>> Start Data supplied

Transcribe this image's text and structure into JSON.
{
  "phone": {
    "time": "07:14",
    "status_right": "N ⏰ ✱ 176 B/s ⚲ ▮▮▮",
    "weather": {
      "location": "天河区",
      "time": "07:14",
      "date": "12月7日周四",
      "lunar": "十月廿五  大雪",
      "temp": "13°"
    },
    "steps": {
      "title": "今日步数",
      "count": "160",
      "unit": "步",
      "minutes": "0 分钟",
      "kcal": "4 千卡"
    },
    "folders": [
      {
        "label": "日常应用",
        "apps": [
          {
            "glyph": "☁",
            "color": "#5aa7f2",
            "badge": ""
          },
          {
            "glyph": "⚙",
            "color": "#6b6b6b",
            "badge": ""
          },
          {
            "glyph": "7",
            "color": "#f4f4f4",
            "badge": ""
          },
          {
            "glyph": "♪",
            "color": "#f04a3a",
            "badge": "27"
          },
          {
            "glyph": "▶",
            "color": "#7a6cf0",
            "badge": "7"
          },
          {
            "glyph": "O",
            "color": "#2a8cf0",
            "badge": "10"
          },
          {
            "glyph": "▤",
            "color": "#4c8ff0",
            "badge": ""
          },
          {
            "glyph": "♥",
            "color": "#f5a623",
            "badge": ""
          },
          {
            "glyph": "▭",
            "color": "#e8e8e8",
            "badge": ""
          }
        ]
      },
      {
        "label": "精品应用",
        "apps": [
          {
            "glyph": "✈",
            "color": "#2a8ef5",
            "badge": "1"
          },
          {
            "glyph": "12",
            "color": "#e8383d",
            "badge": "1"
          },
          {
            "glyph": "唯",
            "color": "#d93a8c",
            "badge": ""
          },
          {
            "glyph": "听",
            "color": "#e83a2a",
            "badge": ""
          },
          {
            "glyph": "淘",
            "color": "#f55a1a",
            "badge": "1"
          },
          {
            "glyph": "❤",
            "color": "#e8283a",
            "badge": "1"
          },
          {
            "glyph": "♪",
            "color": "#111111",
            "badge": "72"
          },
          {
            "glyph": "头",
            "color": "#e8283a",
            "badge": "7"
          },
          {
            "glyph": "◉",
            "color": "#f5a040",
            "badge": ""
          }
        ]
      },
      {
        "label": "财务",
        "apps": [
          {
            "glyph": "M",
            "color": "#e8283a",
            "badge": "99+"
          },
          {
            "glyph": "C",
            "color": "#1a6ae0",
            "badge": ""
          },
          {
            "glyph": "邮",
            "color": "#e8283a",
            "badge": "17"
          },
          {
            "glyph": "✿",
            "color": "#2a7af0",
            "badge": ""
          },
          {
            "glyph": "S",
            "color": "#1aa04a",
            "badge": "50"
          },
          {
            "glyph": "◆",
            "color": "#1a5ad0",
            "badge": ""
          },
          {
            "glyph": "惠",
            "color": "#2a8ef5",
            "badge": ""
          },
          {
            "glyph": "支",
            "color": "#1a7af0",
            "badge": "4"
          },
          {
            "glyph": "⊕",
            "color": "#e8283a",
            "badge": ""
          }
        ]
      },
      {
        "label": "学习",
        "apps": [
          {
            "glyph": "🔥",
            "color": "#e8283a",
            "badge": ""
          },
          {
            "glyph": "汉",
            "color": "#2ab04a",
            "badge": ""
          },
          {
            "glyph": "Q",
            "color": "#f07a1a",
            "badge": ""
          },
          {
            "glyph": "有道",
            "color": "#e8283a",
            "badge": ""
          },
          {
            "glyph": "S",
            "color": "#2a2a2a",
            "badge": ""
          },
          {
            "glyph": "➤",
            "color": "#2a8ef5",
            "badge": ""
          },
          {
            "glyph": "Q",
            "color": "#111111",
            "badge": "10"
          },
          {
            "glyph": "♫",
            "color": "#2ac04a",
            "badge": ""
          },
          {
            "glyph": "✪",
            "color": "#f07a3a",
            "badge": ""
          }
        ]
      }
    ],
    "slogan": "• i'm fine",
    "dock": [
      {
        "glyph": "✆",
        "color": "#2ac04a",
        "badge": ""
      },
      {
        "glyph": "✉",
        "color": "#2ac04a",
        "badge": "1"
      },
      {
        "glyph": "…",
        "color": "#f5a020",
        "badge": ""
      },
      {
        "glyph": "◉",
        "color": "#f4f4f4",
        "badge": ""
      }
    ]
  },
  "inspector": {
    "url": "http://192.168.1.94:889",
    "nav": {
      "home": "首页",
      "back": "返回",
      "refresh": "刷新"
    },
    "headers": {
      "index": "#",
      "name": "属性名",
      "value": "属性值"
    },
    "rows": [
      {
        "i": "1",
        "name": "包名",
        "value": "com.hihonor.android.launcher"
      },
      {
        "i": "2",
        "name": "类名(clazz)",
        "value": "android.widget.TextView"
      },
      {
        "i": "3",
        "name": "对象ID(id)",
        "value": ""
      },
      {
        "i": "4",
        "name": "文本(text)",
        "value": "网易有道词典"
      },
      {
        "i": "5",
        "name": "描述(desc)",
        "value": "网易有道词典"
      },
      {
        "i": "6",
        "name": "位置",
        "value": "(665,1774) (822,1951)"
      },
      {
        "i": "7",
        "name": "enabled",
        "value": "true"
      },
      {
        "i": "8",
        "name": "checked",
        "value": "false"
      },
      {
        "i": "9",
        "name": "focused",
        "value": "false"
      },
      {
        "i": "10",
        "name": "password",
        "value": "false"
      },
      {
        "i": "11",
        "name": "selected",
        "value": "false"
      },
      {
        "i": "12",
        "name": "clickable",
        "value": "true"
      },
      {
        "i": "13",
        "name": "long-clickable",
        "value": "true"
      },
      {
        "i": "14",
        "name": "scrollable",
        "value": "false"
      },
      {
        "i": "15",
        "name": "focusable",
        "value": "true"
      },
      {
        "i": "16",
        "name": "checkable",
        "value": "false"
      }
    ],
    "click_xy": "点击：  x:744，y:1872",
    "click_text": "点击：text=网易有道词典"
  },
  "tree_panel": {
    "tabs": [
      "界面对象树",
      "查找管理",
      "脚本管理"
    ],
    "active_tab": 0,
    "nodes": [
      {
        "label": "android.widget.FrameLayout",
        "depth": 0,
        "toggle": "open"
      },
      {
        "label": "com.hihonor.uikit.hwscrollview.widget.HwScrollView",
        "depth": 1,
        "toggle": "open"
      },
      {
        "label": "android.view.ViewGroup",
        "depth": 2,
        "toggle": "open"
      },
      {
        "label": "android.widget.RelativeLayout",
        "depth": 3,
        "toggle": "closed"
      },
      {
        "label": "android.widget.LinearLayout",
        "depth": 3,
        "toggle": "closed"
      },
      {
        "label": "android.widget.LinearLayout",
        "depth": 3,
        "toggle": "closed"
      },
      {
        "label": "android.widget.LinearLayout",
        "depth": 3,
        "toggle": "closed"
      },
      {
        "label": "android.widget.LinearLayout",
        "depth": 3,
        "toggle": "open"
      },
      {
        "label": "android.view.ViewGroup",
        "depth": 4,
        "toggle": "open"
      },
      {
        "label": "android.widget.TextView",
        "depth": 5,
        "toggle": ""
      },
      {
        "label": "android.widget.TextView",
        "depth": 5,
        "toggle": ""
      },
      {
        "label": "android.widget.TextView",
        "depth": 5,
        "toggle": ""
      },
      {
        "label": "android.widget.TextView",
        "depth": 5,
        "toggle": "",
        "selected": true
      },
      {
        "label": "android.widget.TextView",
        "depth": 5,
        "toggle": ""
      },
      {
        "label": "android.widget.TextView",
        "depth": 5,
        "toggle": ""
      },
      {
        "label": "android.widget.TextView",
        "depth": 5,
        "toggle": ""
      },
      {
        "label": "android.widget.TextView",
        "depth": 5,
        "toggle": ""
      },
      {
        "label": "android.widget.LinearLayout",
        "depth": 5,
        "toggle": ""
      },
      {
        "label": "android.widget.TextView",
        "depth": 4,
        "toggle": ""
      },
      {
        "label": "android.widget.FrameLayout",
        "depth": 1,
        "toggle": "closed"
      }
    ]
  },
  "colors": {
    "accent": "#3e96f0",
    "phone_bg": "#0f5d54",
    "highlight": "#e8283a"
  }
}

>> End Data supplied

Check each line above for the word "clickable", and copy the lines where it appears.

        "name": "clickable",
        "name": "long-clickable",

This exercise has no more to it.